◆ WHAT THE TASK REQUIRES:
Copy every line with the string "JSON" in it.

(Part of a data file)

▬▬▬▬▬▬▬▬▬▬

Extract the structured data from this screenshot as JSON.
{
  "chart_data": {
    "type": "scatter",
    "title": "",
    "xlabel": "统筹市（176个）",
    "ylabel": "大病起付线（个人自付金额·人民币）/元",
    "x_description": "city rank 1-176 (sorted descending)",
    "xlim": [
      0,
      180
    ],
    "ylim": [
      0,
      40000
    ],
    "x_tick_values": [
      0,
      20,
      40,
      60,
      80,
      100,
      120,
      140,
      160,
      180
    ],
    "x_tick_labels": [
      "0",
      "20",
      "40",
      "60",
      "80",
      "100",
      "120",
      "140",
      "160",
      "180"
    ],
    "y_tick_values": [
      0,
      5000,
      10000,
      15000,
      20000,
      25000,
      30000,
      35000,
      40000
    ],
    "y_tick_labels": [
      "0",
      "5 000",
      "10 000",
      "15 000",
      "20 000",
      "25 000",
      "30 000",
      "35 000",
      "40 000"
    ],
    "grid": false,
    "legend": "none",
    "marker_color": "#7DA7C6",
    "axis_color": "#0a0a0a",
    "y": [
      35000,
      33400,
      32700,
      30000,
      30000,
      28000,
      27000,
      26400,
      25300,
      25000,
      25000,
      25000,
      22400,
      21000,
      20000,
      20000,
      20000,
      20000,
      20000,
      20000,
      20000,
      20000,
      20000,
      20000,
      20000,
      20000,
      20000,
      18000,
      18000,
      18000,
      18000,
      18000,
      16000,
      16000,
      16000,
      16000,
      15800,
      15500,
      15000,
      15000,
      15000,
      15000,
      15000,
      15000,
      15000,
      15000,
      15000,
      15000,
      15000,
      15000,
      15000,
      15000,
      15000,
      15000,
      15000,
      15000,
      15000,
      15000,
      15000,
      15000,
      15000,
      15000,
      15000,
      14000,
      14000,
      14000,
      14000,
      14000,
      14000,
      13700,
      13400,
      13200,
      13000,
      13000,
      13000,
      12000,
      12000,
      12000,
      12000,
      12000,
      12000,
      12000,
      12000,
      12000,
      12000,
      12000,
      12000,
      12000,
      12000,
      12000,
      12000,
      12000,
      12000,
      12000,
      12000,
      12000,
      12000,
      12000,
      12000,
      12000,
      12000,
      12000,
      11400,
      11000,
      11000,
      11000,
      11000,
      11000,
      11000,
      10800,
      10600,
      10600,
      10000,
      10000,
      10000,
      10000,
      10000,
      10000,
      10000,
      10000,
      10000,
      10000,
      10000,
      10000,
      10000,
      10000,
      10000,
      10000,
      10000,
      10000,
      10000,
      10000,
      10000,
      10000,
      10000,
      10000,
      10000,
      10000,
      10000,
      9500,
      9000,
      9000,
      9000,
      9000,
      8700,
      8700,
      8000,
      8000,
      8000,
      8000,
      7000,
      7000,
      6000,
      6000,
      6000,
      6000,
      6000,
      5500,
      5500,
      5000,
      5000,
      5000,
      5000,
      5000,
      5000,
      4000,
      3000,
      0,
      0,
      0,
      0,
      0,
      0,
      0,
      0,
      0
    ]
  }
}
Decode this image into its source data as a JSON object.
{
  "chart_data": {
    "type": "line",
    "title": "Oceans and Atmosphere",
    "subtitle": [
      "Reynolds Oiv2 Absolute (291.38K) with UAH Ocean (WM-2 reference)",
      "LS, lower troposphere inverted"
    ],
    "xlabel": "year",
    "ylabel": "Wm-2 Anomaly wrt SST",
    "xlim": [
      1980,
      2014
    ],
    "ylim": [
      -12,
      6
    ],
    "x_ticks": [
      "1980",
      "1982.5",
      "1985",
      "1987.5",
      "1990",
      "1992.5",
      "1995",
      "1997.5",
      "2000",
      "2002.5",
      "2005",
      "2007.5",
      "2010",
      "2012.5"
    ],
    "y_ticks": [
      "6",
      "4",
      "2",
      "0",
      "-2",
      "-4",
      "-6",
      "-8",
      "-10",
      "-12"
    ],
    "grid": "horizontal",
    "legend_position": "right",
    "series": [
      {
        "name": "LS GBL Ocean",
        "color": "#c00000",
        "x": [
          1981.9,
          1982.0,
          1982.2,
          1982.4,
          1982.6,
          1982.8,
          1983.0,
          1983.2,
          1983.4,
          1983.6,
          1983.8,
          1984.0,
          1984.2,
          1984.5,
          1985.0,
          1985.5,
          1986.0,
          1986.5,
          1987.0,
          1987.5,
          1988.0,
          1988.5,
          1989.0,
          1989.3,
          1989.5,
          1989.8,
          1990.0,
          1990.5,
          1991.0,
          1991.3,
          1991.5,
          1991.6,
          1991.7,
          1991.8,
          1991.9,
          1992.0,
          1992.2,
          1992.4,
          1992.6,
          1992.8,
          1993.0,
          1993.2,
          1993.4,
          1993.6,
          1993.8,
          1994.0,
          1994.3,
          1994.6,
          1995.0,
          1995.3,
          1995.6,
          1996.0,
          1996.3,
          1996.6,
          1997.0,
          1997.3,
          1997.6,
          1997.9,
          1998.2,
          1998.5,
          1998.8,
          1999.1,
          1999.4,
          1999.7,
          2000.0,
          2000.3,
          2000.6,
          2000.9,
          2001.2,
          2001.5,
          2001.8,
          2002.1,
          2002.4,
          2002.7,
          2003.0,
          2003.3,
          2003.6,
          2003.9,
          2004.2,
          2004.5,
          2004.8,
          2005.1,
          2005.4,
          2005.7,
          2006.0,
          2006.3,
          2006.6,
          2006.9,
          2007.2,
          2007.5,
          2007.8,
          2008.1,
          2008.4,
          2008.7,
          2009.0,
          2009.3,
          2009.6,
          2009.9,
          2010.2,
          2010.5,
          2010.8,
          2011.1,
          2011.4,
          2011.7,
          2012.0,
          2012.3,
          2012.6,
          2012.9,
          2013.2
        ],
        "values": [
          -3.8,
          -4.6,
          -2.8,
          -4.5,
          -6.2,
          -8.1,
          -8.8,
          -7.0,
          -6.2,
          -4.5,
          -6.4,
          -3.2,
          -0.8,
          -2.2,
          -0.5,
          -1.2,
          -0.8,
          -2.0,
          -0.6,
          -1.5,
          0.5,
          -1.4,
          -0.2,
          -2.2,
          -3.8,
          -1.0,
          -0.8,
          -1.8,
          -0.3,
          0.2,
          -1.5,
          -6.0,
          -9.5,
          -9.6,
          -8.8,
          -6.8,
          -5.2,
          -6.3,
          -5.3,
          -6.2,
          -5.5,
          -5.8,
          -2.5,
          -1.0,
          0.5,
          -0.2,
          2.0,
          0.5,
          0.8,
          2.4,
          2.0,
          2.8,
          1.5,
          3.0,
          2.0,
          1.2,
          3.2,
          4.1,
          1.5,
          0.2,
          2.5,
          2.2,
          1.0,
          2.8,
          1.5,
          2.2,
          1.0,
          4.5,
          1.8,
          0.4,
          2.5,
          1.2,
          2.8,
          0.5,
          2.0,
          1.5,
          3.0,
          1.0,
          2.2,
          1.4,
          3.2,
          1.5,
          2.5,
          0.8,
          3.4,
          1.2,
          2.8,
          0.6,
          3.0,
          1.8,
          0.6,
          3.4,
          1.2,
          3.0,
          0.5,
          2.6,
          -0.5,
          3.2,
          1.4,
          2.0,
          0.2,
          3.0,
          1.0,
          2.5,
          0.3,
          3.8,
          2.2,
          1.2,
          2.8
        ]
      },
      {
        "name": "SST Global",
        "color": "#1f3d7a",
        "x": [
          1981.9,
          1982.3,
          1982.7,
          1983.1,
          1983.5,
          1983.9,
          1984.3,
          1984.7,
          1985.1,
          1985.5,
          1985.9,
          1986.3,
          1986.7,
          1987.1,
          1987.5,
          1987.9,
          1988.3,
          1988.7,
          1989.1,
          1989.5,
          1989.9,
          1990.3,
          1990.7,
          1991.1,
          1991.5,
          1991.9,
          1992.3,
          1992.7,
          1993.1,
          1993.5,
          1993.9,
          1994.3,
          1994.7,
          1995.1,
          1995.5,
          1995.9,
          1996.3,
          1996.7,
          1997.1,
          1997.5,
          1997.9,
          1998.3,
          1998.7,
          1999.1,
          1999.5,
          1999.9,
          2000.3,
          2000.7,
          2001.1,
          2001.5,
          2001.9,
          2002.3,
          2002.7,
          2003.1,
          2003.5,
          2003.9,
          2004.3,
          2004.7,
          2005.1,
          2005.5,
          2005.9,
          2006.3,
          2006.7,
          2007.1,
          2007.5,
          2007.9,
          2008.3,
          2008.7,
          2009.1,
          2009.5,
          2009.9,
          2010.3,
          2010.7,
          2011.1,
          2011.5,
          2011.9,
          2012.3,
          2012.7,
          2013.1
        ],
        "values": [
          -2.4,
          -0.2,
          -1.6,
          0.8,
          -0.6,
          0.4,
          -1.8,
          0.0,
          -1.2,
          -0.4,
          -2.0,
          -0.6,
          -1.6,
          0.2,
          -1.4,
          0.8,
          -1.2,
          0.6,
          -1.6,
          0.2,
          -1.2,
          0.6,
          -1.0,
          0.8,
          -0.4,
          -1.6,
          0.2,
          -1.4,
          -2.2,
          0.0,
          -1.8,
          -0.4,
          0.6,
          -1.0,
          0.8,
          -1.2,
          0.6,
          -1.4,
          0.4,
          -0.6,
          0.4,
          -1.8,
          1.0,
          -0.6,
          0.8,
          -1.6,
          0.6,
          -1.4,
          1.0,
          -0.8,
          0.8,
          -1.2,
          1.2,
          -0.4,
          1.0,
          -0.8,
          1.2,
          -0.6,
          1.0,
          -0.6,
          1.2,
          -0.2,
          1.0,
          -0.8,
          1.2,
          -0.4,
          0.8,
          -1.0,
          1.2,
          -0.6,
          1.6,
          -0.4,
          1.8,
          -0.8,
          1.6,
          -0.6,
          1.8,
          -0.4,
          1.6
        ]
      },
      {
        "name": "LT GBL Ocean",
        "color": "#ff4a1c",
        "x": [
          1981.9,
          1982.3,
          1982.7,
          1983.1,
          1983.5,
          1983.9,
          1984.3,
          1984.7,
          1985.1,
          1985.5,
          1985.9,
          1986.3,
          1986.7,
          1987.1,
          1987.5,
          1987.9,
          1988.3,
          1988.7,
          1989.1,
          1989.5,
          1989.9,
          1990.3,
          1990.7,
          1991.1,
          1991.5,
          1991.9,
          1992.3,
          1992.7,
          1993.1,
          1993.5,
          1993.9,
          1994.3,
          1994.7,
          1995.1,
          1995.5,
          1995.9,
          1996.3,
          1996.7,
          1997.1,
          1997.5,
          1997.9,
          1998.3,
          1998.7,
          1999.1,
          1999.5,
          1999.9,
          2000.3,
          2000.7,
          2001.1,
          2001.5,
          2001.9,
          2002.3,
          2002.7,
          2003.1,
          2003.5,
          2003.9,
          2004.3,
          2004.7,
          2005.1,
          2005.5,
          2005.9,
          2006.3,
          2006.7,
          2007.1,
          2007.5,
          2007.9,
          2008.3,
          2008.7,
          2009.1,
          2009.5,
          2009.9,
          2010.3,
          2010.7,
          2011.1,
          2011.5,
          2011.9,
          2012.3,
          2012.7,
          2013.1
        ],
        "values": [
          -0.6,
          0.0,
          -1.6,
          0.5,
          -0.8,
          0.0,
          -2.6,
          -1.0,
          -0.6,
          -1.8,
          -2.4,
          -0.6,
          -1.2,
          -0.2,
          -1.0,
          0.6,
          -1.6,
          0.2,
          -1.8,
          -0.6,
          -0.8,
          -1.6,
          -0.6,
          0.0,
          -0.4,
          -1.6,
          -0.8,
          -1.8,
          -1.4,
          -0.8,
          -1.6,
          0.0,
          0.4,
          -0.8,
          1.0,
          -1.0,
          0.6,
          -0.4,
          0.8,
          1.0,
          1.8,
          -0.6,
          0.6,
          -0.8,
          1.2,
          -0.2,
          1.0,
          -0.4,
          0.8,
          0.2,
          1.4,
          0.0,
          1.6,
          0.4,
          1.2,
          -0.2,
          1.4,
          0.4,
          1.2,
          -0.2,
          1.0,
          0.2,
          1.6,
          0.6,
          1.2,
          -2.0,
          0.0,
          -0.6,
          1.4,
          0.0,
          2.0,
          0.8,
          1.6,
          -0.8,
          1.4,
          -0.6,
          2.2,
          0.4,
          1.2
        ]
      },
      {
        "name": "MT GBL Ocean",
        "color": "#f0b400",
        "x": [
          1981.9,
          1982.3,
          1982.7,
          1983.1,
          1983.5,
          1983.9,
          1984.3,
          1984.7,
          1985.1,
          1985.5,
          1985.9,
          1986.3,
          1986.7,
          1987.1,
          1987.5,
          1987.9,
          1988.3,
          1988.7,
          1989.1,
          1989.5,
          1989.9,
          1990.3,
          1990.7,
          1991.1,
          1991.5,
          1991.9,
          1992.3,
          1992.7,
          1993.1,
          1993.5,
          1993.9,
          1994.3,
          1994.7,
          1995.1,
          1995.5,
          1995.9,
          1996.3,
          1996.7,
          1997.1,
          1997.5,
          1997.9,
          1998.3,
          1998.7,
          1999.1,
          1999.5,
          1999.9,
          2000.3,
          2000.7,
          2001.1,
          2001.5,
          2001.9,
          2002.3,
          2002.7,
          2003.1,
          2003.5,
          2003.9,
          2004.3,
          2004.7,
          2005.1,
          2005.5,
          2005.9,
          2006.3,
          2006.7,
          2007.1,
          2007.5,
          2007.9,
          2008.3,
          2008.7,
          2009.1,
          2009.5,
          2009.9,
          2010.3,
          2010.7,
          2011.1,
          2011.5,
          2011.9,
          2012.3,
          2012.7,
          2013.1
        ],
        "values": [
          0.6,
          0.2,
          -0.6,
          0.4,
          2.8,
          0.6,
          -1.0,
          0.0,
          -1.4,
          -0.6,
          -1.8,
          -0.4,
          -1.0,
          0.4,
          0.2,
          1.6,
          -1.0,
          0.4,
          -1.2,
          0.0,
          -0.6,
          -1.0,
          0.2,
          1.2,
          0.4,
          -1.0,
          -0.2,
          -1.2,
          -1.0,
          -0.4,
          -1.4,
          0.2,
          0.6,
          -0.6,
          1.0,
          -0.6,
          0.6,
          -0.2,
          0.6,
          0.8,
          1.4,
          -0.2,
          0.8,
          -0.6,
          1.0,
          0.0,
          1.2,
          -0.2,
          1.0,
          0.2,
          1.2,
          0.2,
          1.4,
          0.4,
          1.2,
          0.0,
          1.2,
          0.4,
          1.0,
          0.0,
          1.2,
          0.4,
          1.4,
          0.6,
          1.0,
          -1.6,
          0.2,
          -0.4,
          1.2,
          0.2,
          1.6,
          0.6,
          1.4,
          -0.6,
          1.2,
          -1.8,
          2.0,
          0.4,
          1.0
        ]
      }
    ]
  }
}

▬▬▬▬▬▬▬▬▬▬

◆ TASK OUTPUT:
Extract the structured data from this screenshot as JSON.
Decode this image into its source data as a JSON object.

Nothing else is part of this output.